### EXERCISE REQUIREMENTS
Lines holding the string "Supply" are the ones to copy from this listing.
## Begin RECORD LIST
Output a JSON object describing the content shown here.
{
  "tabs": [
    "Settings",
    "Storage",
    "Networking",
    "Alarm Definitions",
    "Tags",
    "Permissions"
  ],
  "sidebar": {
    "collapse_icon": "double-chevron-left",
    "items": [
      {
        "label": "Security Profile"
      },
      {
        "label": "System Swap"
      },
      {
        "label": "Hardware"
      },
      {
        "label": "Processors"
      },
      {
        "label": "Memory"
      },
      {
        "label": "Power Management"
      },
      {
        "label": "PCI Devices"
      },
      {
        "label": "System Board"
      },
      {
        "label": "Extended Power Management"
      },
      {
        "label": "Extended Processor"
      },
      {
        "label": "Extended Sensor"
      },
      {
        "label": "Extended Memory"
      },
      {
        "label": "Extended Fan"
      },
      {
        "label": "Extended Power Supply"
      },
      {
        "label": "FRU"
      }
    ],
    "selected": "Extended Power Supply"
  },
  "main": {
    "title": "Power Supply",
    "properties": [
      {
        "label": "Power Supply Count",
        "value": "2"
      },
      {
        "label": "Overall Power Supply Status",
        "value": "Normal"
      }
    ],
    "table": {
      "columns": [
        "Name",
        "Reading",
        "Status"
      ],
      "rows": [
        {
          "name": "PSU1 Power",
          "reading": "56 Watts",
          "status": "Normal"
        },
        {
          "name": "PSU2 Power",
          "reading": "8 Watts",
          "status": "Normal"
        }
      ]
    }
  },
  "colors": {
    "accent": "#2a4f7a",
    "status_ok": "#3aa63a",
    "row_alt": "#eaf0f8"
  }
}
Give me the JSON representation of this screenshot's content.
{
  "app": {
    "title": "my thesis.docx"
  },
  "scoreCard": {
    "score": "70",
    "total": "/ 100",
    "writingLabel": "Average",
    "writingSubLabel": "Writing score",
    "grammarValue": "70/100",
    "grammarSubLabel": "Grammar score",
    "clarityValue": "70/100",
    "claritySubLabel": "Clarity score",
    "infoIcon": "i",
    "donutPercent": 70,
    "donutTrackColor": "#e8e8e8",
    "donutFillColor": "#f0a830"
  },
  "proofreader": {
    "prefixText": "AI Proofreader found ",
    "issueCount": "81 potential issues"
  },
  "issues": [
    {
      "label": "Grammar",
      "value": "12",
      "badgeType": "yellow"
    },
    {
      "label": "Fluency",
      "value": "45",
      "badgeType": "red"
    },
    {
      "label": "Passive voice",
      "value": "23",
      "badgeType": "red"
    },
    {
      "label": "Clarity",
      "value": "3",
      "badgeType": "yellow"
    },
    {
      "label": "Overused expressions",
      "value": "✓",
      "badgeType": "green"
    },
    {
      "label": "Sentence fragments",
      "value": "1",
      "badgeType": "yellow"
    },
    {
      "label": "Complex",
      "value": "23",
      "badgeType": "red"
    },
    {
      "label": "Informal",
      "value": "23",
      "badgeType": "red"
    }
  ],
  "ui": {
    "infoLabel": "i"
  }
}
## End RECORD LIST
### TASK RESULT
        "label": "Extended Power Supply"
    "selected": "Extended Power Supply"
    "title": "Power Supply",
        "label": "Power Supply Count",
        "label": "Overall Power Supply Status",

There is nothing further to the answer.